__WORK TO DO__:
Your task is to count the lines of the entries below that include the word "联系生活实际" and to give only the resulting number.

[Collected data]

-- start --

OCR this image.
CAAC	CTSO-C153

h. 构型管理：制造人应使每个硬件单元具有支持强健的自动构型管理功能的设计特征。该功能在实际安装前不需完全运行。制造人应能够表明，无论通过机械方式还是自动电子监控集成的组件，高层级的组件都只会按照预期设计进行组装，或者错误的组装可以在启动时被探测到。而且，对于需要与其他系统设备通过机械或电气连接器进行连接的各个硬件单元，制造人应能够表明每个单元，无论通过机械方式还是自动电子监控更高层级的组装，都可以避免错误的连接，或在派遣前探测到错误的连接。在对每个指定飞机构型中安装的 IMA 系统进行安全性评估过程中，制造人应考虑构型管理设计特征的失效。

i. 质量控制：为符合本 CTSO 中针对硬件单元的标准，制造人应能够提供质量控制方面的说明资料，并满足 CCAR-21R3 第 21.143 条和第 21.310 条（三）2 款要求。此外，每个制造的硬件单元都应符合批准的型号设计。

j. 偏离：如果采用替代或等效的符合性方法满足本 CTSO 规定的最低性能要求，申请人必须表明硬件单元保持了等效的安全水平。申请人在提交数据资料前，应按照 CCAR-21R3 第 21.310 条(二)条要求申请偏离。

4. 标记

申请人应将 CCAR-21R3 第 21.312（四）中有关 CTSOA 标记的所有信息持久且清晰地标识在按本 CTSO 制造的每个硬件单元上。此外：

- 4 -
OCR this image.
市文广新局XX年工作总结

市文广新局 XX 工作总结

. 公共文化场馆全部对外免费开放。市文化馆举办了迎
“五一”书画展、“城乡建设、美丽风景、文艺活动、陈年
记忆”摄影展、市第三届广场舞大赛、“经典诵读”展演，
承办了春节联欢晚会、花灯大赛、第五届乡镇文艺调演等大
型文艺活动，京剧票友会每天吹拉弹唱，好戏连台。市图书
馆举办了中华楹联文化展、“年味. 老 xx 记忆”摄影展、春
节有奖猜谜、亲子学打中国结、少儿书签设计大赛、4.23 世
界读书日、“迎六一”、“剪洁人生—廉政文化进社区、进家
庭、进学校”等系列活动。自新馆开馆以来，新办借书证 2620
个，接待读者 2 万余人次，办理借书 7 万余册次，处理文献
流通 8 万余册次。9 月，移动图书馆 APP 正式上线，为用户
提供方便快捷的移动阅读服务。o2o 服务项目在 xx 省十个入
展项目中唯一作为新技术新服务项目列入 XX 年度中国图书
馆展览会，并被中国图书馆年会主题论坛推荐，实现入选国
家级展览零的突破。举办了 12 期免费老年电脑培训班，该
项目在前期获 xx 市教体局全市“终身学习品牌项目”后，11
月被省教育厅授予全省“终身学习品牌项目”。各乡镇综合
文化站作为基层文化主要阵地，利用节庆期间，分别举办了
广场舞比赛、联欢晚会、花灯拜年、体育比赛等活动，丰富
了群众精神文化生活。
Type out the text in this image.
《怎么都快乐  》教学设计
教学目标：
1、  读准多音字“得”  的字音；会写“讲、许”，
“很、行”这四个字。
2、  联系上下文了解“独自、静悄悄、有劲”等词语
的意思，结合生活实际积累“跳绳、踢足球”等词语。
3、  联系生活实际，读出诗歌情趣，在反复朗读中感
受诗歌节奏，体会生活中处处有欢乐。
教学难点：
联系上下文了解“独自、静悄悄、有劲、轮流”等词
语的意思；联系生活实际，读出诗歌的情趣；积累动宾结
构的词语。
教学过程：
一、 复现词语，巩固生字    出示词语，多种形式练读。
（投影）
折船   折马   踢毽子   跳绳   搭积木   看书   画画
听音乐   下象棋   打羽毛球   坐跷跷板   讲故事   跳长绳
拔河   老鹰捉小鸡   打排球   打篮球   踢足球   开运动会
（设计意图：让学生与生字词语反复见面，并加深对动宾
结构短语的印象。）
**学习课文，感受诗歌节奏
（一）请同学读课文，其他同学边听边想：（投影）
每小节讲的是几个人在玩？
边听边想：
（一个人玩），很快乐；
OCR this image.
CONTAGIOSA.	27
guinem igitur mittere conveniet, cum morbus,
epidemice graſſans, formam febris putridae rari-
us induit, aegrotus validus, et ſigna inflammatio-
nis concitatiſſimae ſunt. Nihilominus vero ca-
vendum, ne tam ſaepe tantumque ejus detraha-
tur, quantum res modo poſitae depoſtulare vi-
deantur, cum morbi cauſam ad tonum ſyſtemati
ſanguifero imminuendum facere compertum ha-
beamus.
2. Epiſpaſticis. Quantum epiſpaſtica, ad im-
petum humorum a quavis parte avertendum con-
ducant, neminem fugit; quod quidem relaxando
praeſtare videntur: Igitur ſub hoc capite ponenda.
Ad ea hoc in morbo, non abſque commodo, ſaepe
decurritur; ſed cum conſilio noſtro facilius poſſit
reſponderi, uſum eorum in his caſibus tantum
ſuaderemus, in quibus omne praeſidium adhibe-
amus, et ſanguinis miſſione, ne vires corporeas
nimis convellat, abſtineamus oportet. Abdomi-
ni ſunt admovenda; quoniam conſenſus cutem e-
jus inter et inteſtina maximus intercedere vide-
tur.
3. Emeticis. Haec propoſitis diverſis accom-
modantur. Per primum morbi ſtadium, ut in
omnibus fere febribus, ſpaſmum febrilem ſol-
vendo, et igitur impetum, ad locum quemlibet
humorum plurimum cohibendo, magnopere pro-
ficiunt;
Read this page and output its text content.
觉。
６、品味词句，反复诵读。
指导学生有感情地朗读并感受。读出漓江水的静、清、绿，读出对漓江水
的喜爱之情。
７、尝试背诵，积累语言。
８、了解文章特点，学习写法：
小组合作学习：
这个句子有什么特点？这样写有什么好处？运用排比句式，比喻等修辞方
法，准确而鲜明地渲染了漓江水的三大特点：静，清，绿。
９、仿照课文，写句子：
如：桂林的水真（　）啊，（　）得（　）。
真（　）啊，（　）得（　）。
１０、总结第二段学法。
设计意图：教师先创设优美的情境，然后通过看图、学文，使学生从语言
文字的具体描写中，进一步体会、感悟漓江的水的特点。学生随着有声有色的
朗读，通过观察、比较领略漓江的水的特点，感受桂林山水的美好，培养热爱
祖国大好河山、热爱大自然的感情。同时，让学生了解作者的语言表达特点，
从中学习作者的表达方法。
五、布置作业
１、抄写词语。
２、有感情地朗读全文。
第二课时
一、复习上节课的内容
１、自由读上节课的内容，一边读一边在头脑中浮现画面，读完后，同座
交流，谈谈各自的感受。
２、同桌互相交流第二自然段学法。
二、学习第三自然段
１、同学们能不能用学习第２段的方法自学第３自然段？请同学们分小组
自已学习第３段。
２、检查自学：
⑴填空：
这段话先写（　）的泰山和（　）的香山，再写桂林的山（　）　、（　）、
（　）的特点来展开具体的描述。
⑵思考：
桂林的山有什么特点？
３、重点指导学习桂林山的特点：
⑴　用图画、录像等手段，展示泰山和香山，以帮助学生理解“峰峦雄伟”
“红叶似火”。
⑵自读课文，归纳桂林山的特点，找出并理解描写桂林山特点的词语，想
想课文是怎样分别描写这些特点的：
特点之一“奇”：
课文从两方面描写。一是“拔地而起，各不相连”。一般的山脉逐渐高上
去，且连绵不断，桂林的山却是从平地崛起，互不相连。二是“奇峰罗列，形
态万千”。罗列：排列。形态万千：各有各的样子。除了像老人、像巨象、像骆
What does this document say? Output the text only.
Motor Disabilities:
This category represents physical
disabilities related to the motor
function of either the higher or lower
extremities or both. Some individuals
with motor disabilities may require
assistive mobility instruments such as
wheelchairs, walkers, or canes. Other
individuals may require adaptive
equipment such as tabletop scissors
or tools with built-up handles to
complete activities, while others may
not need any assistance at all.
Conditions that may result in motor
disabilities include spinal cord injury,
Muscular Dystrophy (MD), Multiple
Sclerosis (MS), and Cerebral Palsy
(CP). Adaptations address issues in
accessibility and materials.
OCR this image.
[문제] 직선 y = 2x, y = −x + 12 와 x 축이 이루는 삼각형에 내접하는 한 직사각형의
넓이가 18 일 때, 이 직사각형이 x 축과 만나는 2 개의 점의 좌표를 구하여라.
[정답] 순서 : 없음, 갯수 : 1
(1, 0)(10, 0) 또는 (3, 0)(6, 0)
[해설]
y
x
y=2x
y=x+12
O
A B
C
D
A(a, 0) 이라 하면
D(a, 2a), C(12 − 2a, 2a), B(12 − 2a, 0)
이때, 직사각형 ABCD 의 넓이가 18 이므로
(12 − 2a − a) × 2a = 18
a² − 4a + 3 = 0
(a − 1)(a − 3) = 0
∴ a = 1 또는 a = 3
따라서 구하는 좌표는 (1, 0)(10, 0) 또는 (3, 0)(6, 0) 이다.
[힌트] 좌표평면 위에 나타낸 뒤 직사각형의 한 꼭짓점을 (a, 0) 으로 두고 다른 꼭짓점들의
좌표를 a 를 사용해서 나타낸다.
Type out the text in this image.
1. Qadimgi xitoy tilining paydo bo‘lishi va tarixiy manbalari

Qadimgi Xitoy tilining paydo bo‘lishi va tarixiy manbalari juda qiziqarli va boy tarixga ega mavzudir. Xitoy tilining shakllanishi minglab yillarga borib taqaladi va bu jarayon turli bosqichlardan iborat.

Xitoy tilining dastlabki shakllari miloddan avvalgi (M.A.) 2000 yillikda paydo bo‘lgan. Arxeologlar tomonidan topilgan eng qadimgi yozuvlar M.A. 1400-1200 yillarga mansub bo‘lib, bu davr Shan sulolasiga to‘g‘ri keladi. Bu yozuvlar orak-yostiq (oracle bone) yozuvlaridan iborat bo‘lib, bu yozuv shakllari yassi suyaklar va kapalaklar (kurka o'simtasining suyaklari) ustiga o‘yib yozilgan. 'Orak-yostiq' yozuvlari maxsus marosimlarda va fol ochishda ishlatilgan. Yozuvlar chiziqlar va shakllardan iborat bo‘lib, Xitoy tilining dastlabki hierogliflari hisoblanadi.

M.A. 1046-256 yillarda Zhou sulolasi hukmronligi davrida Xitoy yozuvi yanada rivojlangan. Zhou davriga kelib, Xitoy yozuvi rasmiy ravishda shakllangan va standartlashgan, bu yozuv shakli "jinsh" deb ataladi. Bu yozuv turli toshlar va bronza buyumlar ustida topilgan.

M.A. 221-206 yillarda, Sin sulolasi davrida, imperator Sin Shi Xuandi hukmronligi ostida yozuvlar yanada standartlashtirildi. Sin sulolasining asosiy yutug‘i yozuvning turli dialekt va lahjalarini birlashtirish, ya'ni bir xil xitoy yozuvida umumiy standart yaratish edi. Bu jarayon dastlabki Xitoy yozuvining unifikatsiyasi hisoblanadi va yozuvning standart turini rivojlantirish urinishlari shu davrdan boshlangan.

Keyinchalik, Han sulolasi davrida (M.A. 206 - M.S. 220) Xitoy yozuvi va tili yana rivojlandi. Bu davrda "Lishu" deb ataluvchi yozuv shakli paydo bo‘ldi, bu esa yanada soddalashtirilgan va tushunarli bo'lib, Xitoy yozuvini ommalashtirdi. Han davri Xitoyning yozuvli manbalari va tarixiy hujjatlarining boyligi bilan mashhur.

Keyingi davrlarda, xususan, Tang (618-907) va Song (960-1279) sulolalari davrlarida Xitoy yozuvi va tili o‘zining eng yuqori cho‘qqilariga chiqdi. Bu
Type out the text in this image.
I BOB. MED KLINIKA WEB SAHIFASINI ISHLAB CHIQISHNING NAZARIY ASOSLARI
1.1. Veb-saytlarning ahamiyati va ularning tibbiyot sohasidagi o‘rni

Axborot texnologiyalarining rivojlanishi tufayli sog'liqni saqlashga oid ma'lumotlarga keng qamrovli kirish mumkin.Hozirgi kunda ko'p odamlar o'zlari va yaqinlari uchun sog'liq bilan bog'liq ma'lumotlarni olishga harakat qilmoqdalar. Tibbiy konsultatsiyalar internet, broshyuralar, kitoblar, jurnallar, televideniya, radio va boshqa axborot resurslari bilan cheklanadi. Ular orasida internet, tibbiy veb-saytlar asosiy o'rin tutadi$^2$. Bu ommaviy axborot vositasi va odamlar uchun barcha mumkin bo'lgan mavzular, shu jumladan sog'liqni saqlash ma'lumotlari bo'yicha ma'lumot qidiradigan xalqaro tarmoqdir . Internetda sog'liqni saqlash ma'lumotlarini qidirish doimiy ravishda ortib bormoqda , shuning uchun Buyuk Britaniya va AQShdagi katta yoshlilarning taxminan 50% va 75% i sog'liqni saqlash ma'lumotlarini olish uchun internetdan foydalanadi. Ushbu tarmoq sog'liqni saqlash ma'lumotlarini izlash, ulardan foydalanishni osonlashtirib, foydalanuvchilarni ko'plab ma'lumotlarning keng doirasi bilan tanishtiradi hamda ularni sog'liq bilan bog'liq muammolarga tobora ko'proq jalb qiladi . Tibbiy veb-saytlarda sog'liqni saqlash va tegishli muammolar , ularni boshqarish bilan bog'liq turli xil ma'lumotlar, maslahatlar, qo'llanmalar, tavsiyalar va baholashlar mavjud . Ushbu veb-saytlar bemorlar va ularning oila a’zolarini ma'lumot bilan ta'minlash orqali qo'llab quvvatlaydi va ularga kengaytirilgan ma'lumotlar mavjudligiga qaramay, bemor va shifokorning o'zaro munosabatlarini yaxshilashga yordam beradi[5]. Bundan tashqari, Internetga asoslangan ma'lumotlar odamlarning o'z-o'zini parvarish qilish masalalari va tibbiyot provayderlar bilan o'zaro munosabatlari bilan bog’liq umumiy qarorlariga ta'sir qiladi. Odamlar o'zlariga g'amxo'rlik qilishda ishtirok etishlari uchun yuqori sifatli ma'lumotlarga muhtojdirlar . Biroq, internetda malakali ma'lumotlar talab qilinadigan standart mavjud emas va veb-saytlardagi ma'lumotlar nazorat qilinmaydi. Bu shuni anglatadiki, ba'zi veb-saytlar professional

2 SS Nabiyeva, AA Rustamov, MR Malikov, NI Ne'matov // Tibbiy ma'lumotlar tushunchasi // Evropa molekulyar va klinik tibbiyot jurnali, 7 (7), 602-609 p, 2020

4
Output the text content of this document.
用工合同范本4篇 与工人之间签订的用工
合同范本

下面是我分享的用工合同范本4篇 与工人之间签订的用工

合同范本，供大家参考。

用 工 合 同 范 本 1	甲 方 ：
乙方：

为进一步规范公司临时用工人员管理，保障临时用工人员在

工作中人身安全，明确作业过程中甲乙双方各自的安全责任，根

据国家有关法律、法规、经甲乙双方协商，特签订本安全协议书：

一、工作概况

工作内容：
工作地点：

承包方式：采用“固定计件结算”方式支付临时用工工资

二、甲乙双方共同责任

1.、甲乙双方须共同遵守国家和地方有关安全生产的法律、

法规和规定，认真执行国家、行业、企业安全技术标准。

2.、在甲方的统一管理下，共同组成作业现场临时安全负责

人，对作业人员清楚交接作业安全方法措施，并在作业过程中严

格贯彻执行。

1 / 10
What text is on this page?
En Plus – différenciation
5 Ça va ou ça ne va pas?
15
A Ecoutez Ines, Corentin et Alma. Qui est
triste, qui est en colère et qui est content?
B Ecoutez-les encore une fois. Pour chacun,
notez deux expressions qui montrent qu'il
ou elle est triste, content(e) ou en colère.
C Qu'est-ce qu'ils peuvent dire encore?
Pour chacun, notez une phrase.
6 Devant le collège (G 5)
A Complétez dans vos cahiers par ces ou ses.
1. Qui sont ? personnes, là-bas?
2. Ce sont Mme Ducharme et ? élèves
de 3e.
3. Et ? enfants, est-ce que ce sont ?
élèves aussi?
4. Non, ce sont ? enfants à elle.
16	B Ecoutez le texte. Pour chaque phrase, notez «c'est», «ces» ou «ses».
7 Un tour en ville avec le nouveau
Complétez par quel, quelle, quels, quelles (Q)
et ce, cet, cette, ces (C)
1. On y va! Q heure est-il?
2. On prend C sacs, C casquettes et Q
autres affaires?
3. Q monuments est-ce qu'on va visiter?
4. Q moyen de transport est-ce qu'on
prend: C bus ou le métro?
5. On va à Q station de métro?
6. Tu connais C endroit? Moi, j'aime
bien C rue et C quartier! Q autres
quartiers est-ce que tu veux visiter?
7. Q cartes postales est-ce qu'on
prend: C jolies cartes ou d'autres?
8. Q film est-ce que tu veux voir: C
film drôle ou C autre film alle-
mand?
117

-- end --

__COMPLETE ANSWER__:
2